--- Start of INFORMATION SUPPLIED ---
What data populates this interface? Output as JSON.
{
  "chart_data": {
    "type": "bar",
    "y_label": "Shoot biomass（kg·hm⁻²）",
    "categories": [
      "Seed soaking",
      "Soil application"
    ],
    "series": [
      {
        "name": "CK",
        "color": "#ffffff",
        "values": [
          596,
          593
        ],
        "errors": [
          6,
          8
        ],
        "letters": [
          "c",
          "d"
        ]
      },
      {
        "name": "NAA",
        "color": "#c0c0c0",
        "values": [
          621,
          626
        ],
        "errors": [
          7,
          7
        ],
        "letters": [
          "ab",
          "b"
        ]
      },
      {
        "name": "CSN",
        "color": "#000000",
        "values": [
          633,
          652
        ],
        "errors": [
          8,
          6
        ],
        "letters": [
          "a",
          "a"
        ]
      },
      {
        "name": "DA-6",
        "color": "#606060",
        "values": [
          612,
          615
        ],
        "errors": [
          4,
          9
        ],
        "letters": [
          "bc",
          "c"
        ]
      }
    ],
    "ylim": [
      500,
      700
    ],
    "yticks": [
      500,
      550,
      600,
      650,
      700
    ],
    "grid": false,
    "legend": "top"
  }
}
--- End of INFORMATION SUPPLIED ---
Each line of the listing should be copied exactly.

What data populates this interface? Output as JSON.
{
  "chart_data": {
    "type": "bar",
    "y_label": "Shoot biomass（kg·hm⁻²）",
    "categories": [
      "Seed soaking",
      "Soil application"
    ],
    "series": [
      {
        "name": "CK",
        "color": "#ffffff",
        "values": [
          596,
          593
        ],
        "errors": [
          6,
          8
        ],
        "letters": [
          "c",
          "d"
        ]
      },
      {
        "name": "NAA",
        "color": "#c0c0c0",
        "values": [
          621,
          626
        ],
        "errors": [
          7,
          7
        ],
        "letters": [
          "ab",
          "b"
        ]
      },
      {
        "name": "CSN",
        "color": "#000000",
        "values": [
          633,
          652
        ],
        "errors": [
          8,
          6
        ],
        "letters": [
          "a",
          "a"
        ]
      },
      {
        "name": "DA-6",
        "color": "#606060",
        "values": [
          612,
          615
        ],
        "errors": [
          4,
          9
        ],
        "letters": [
          "bc",
          "c"
        ]
      }
    ],
    "ylim": [
      500,
      700
    ],
    "yticks": [
      500,
      550,
      600,
      650,
      700
    ],
    "grid": false,
    "legend": "top"
  }
}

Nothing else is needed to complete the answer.